### Your instructions
Repeat every record below exactly, leaving out the pictures.

### Excerpted data
[START]
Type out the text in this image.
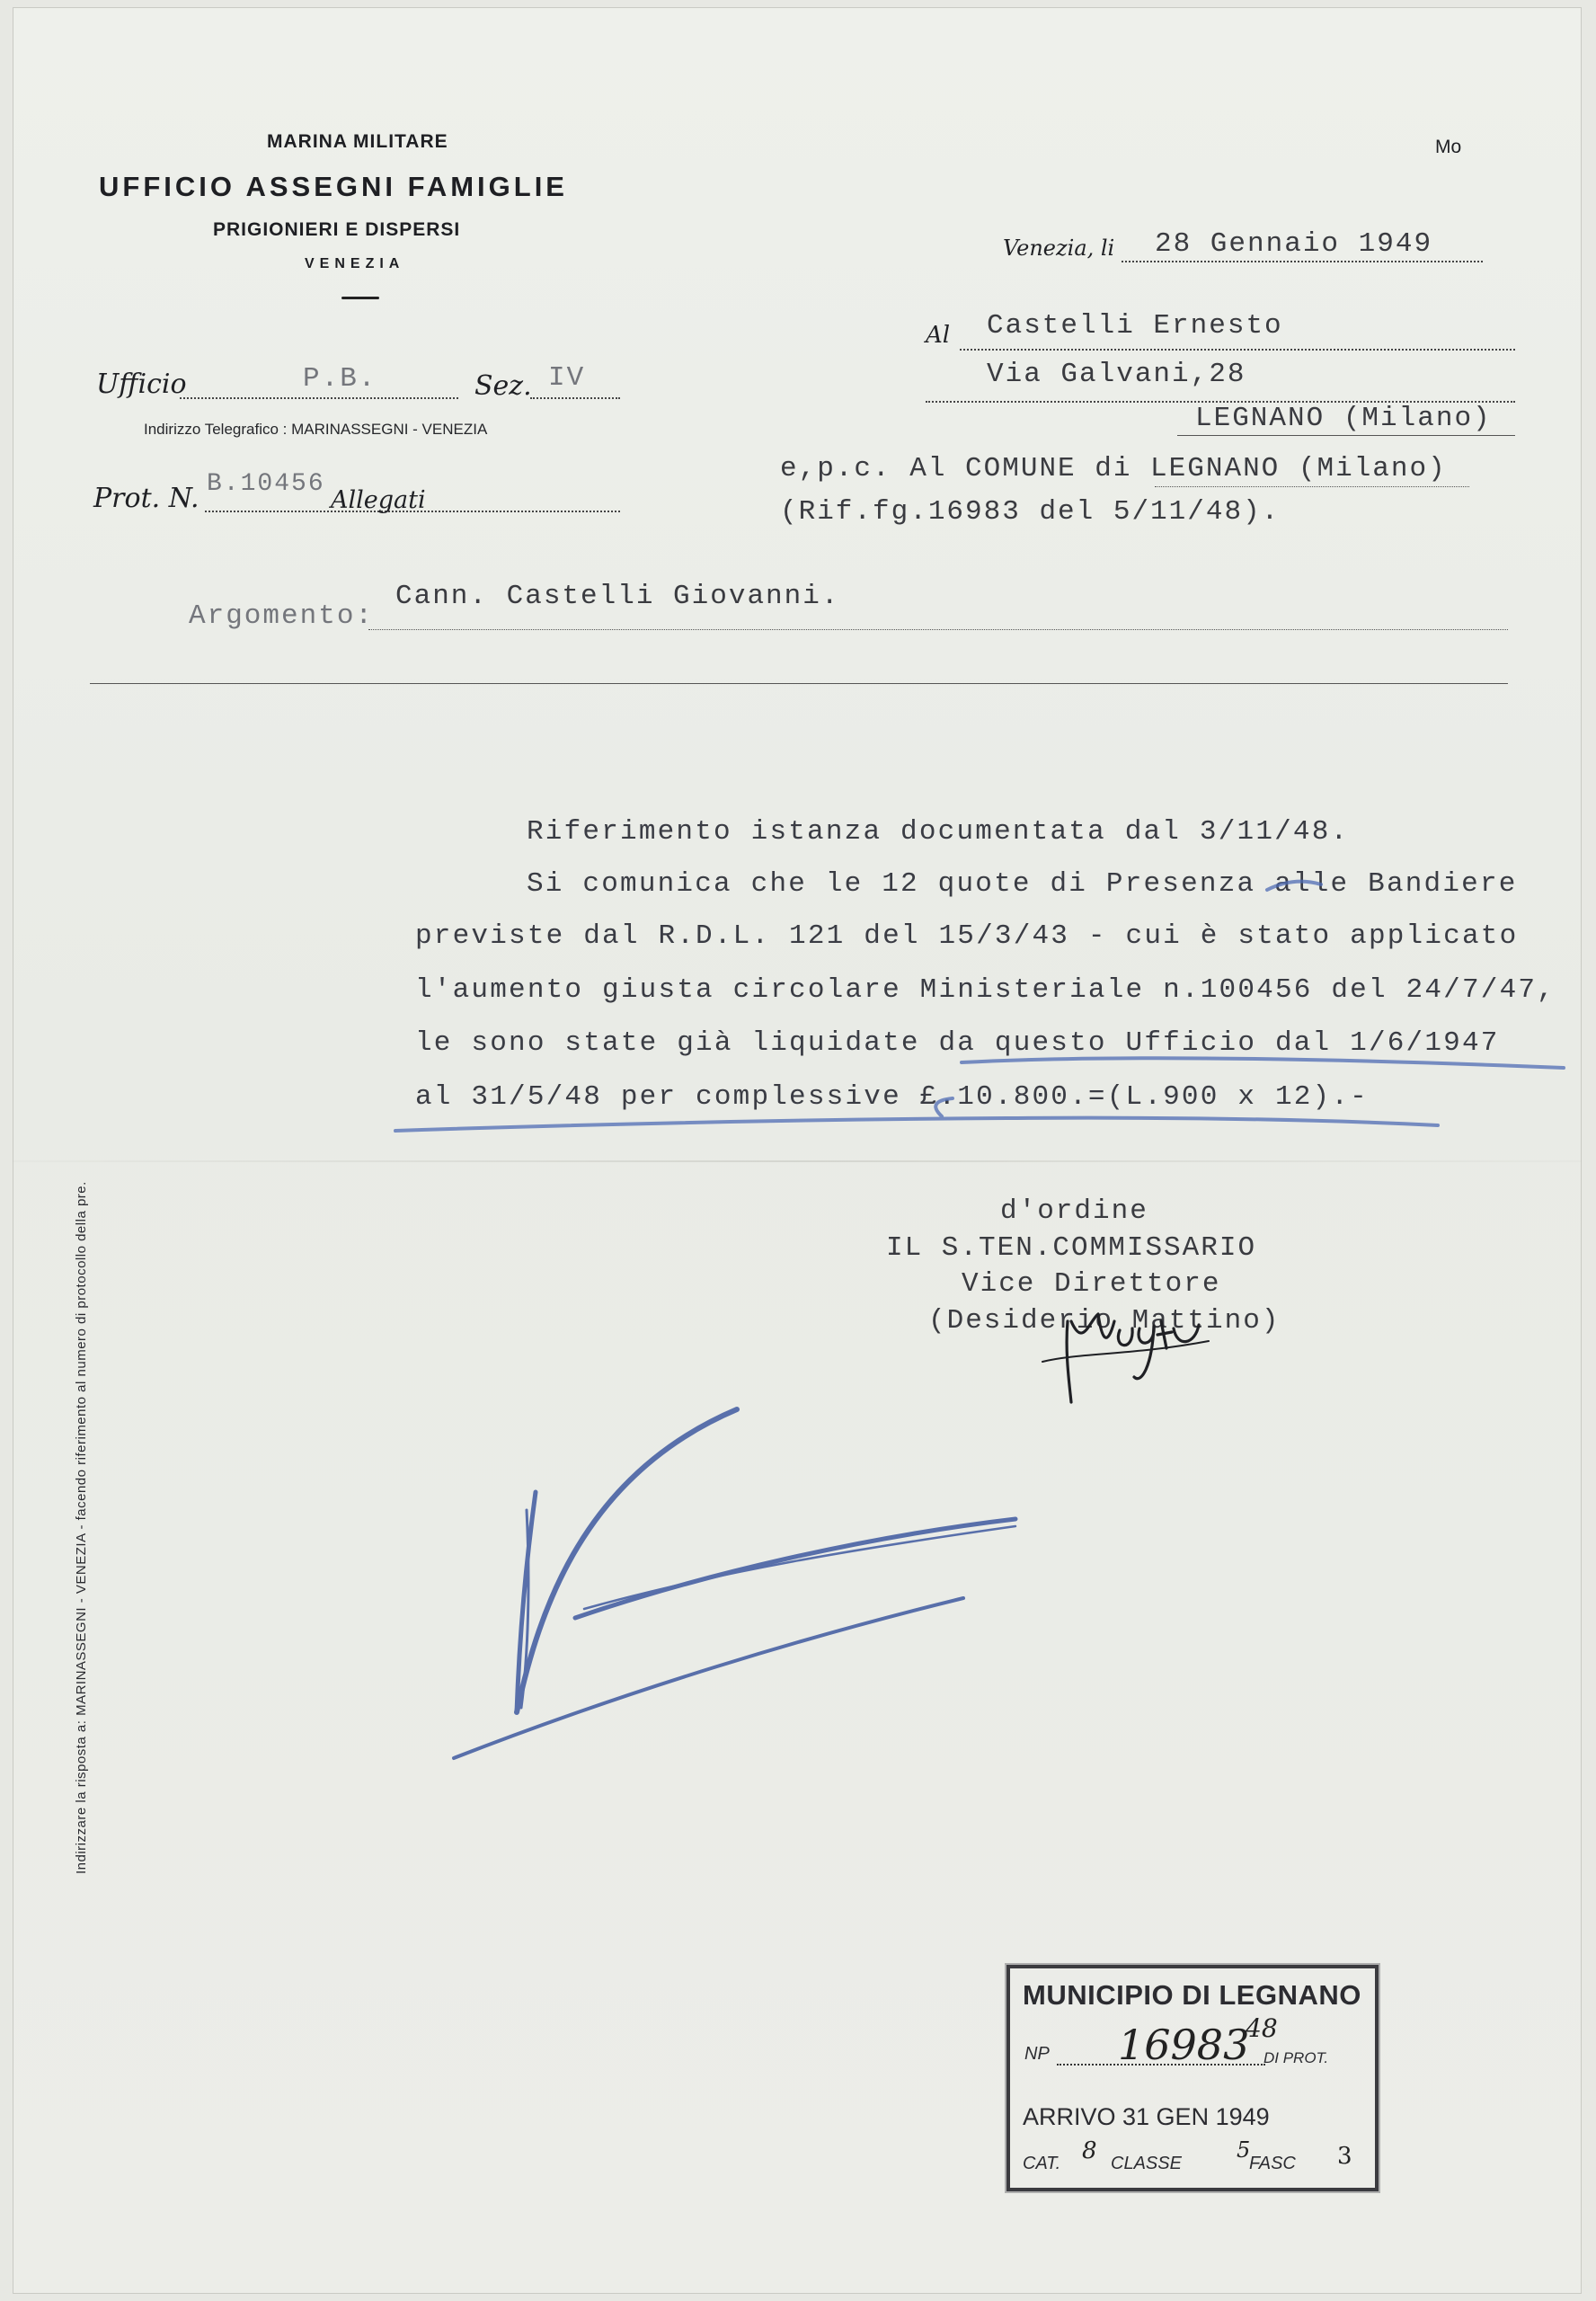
MARINA MILITARE
UFFICIO ASSEGNI FAMIGLIE
PRIGIONIERI E DISPERSI
VENEZIA
Mo
Venezia, li 28 Gennaio 1949
Al Castelli Ernesto
Via Galvani,28
LEGNANO (Milano)
e,p.c. Al COMUNE di LEGNANO (Milano)
(Rif.fg.16983 del 5/11/48).
Ufficio	P.B.	Sez. IV
Indirizzo Telegrafico : MARINASSEGNI - VENEZIA
Prot. N. B.10456
Allegati
Argomento:
Cann. Castelli Giovanni.
Riferimento istanza documentata dal 3/11/48.
Si comunica che le 12 quote di Presenza alle Bandiere
previste dal R.D.L. 121 del 15/3/43 - cui è stato applicato
l'aumento giusta circolare Ministeriale n.100456 del 24/7/47,
le sono state già liquidate da questo Ufficio dal 1/6/1947
al 31/5/48 per complessive £.10.800.=(L.900 x 12).-
d'ordine
IL S.TEN.COMMISSARIO
Vice Direttore
(Desiderio Mattino)
MUNICIPIO DI LEGNANO
NP 16983
48
DI PROT.
ARRIVO 31 GEN 1949
CAT. 8 CLASSE
5
FASC 3
Indirizzare la risposta a: MARINASSEGNI - VENEZIA - facendo riferimento al numero di protocollo della pre.
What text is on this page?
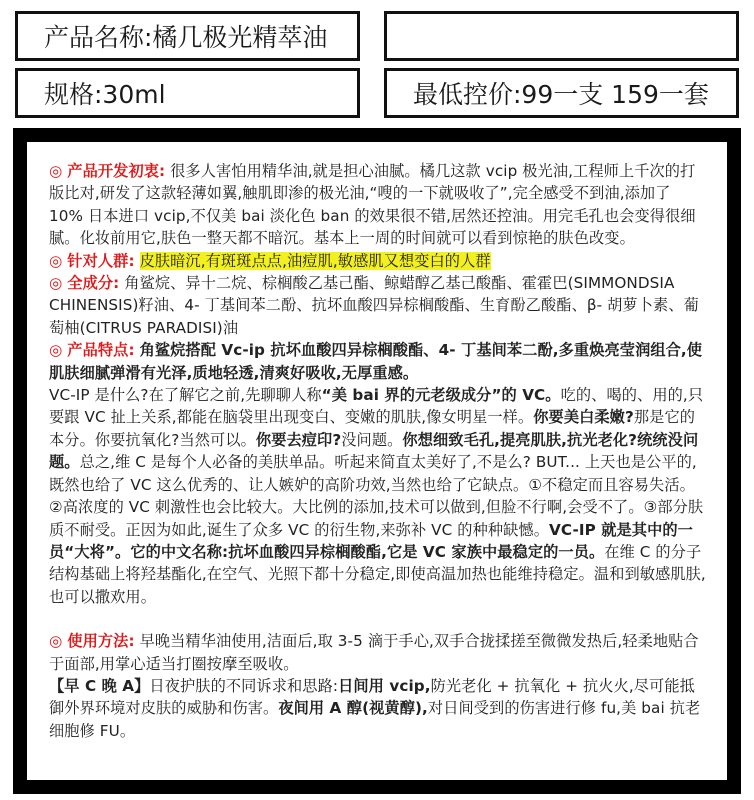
产品名称:橘几极光精萃油
规格:30ml	最低控价:99一支 159一套

◎ 产品开发初衷: 很多人害怕用精华油,就是担心油腻。橘几这款 vcip 极光油,工程师上千次的打版比对,研发了这款轻薄如翼,触肌即渗的极光油,“嗖的一下就吸收了”,完全感受不到油,添加了 10% 日本进口 vcip,不仅美 bai 淡化色 ban 的效果很不错,居然还控油。用完毛孔也会变得很细腻。化妆前用它,肤色一整天都不暗沉。基本上一周的时间就可以看到惊艳的肤色改变。

◎ 针对人群: 皮肤暗沉,有斑斑点点,油痘肌,敏感肌又想变白的人群

◎ 全成分: 角鲨烷、异十二烷、棕榈酸乙基己酯、鲸蜡醇乙基己酸酯、霍霍巴(SIMMONDSIA CHINENSIS)籽油、4- 丁基间苯二酚、抗坏血酸四异棕榈酸酯、生育酚乙酸酯、β- 胡萝卜素、葡萄柚(CITRUS PARADISI)油

◎ 产品特点: 角鲨烷搭配 Vc-ip 抗坏血酸四异棕榈酸酯、4- 丁基间苯二酚,多重焕亮莹润组合,使肌肤细腻弹滑有光泽,质地轻透,清爽好吸收,无厚重感。

VC-IP 是什么?在了解它之前,先聊聊人称“美 bai 界的元老级成分”的 VC。吃的、喝的、用的,只要跟 VC 扯上关系,都能在脑袋里出现变白、变嫩的肌肤,像女明星一样。你要美白柔嫩?那是它的本分。你要抗氧化?当然可以。你要去痘印?没问题。你想细致毛孔,提亮肌肤,抗光老化?统统没问题。总之,维 C 是每个人必备的美肤单品。听起来简直太美好了,不是么? BUT... 上天也是公平的,既然也给了 VC 这么优秀的、让人嫉妒的高阶功效,当然也给了它缺点。①不稳定而且容易失活。②高浓度的 VC 刺激性也会比较大。大比例的添加,技术可以做到,但脸不行啊,会受不了。③部分肤质不耐受。正因为如此,诞生了众多 VC 的衍生物,来弥补 VC 的种种缺憾。VC-IP 就是其中的一员“大将”。它的中文名称:抗坏血酸四异棕榈酸酯,它是 VC 家族中最稳定的一员。在维 C 的分子结构基础上将羟基酯化,在空气、光照下都十分稳定,即使高温加热也能维持稳定。温和到敏感肌肤,也可以撒欢用。

◎ 使用方法: 早晚当精华油使用,洁面后,取 3-5 滴于手心,双手合拢揉搓至微微发热后,轻柔地贴合于面部,用掌心适当打圈按摩至吸收。

【早 C 晚 A】日夜护肤的不同诉求和思路:日间用 vcip,防光老化 + 抗氧化 + 抗火火,尽可能抵御外界环境对皮肤的威胁和伤害。夜间用 A 醇(视黄醇),对日间受到的伤害进行修 fu,美 bai 抗老细胞修 FU。
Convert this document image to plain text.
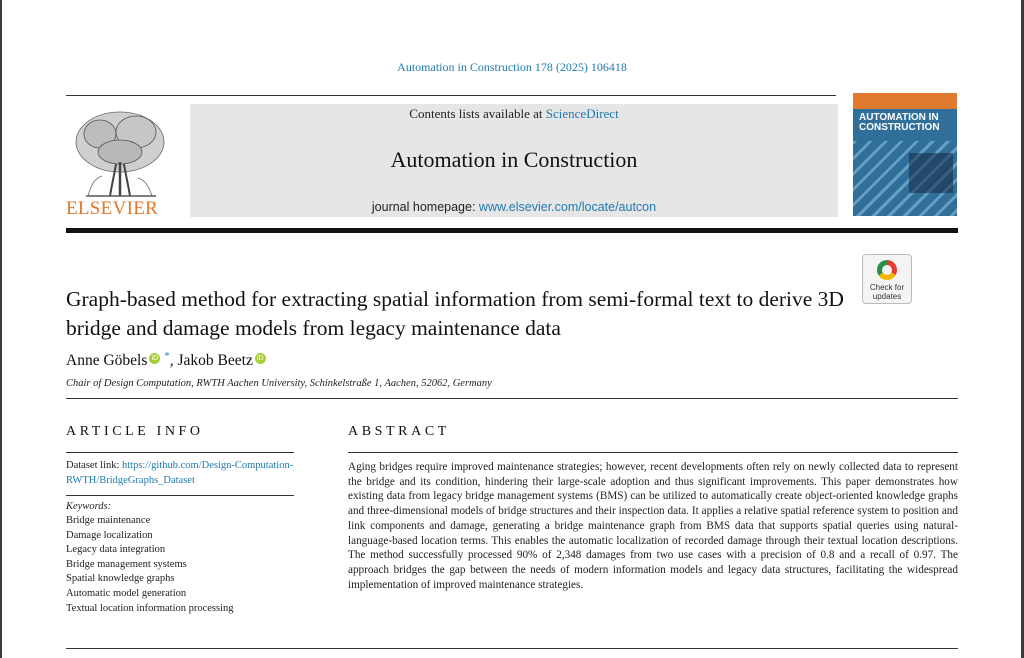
Automation in Construction 178 (2025) 106418
ELSEVIER
Contents lists available at ScienceDirect
Automation in Construction
journal homepage: www.elsevier.com/locate/autcon
AUTOMATION IN
CONSTRUCTION
Check for
updates
Graph-based method for extracting spatial information from semi-formal text to derive 3D bridge and damage models from legacy maintenance data
Anne Göbels iD *, Jakob Beetz iD
Chair of Design Computation, RWTH Aachen University, Schinkelstraße 1, Aachen, 52062, Germany
ARTICLE INFO	ABSTRACT
Dataset link: https://github.com/Design-Computation-RWTH/BridgeGraphs_Dataset
Keywords:
Bridge maintenance
Damage localization
Legacy data integration
Bridge management systems
Spatial knowledge graphs
Automatic model generation
Textual location information processing

Aging bridges require improved maintenance strategies; however, recent developments often rely on newly collected data to represent the bridge and its condition, hindering their large-scale adoption and thus significant improvements. This paper demonstrates how existing data from legacy bridge management systems (BMS) can be utilized to automatically create object-oriented knowledge graphs and three-dimensional models of bridge structures and their inspection data. It applies a relative spatial reference system to position and link components and damage, generating a bridge maintenance graph from BMS data that supports spatial queries using natural-language-based location terms. This enables the automatic localization of recorded damage through their textual location descriptions. The method successfully processed 90% of 2,348 damages from two use cases with a precision of 0.8 and a recall of 0.97. The approach bridges the gap between the needs of modern information models and legacy data structures, facilitating the widespread implementation of improved maintenance strategies.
[END]
### Written answer
Type out the text in this image.
MARINA MILITARE
UFFICIO ASSEGNI FAMIGLIE
PRIGIONIERI E DISPERSI
VENEZIA
Mo
Venezia, li 28 Gennaio 1949
Al Castelli Ernesto
Via Galvani,28
LEGNANO (Milano)
e,p.c. Al COMUNE di LEGNANO (Milano)
(Rif.fg.16983 del 5/11/48).
Ufficio	P.B.	Sez. IV
Indirizzo Telegrafico : MARINASSEGNI - VENEZIA
Prot. N. B.10456
Allegati
Argomento:
Cann. Castelli Giovanni.
Riferimento istanza documentata dal 3/11/48.
Si comunica che le 12 quote di Presenza alle Bandiere
previste dal R.D.L. 121 del 15/3/43 - cui è stato applicato
l'aumento giusta circolare Ministeriale n.100456 del 24/7/47,
le sono state già liquidate da questo Ufficio dal 1/6/1947
al 31/5/48 per complessive £.10.800.=(L.900 x 12).-
d'ordine
IL S.TEN.COMMISSARIO
Vice Direttore
(Desiderio Mattino)
MUNICIPIO DI LEGNANO
NP 16983
48
DI PROT.
ARRIVO 31 GEN 1949
CAT. 8 CLASSE
5
FASC 3
Indirizzare la risposta a: MARINASSEGNI - VENEZIA - facendo riferimento al numero di protocollo della pre.
What text is on this page?
产品名称:橘几极光精萃油
规格:30ml	最低控价:99一支 159一套

◎ 产品开发初衷: 很多人害怕用精华油,就是担心油腻。橘几这款 vcip 极光油,工程师上千次的打版比对,研发了这款轻薄如翼,触肌即渗的极光油,“嗖的一下就吸收了”,完全感受不到油,添加了 10% 日本进口 vcip,不仅美 bai 淡化色 ban 的效果很不错,居然还控油。用完毛孔也会变得很细腻。化妆前用它,肤色一整天都不暗沉。基本上一周的时间就可以看到惊艳的肤色改变。

◎ 针对人群: 皮肤暗沉,有斑斑点点,油痘肌,敏感肌又想变白的人群

◎ 全成分: 角鲨烷、异十二烷、棕榈酸乙基己酯、鲸蜡醇乙基己酸酯、霍霍巴(SIMMONDSIA CHINENSIS)籽油、4- 丁基间苯二酚、抗坏血酸四异棕榈酸酯、生育酚乙酸酯、β- 胡萝卜素、葡萄柚(CITRUS PARADISI)油

◎ 产品特点: 角鲨烷搭配 Vc-ip 抗坏血酸四异棕榈酸酯、4- 丁基间苯二酚,多重焕亮莹润组合,使肌肤细腻弹滑有光泽,质地轻透,清爽好吸收,无厚重感。

VC-IP 是什么?在了解它之前,先聊聊人称“美 bai 界的元老级成分”的 VC。吃的、喝的、用的,只要跟 VC 扯上关系,都能在脑袋里出现变白、变嫩的肌肤,像女明星一样。你要美白柔嫩?那是它的本分。你要抗氧化?当然可以。你要去痘印?没问题。你想细致毛孔,提亮肌肤,抗光老化?统统没问题。总之,维 C 是每个人必备的美肤单品。听起来简直太美好了,不是么? BUT... 上天也是公平的,既然也给了 VC 这么优秀的、让人嫉妒的高阶功效,当然也给了它缺点。①不稳定而且容易失活。②高浓度的 VC 刺激性也会比较大。大比例的添加,技术可以做到,但脸不行啊,会受不了。③部分肤质不耐受。正因为如此,诞生了众多 VC 的衍生物,来弥补 VC 的种种缺憾。VC-IP 就是其中的一员“大将”。它的中文名称:抗坏血酸四异棕榈酸酯,它是 VC 家族中最稳定的一员。在维 C 的分子结构基础上将羟基酯化,在空气、光照下都十分稳定,即使高温加热也能维持稳定。温和到敏感肌肤,也可以撒欢用。

◎ 使用方法: 早晚当精华油使用,洁面后,取 3-5 滴于手心,双手合拢揉搓至微微发热后,轻柔地贴合于面部,用掌心适当打圈按摩至吸收。

【早 C 晚 A】日夜护肤的不同诉求和思路:日间用 vcip,防光老化 + 抗氧化 + 抗火火,尽可能抵御外界环境对皮肤的威胁和伤害。夜间用 A 醇(视黄醇),对日间受到的伤害进行修 fu,美 bai 抗老细胞修 FU。
Convert this document image to plain text.
Automation in Construction 178 (2025) 106418
ELSEVIER
Contents lists available at ScienceDirect
Automation in Construction
journal homepage: www.elsevier.com/locate/autcon
AUTOMATION IN
CONSTRUCTION
Check for
updates
Graph-based method for extracting spatial information from semi-formal text to derive 3D bridge and damage models from legacy maintenance data
Anne Göbels iD *, Jakob Beetz iD
Chair of Design Computation, RWTH Aachen University, Schinkelstraße 1, Aachen, 52062, Germany
ARTICLE INFO	ABSTRACT
Dataset link: https://github.com/Design-Computation-RWTH/BridgeGraphs_Dataset
Keywords:
Bridge maintenance
Damage localization
Legacy data integration
Bridge management systems
Spatial knowledge graphs
Automatic model generation
Textual location information processing

Aging bridges require improved maintenance strategies; however, recent developments often rely on newly collected data to represent the bridge and its condition, hindering their large-scale adoption and thus significant improvements. This paper demonstrates how existing data from legacy bridge management systems (BMS) can be utilized to automatically create object-oriented knowledge graphs and three-dimensional models of bridge structures and their inspection data. It applies a relative spatial reference system to position and link components and damage, generating a bridge maintenance graph from BMS data that supports spatial queries using natural-language-based location terms. This enables the automatic localization of recorded damage through their textual location descriptions. The method successfully processed 90% of 2,348 damages from two use cases with a precision of 0.8 and a recall of 0.97. The approach bridges the gap between the needs of modern information models and legacy data structures, facilitating the widespread implementation of improved maintenance strategies.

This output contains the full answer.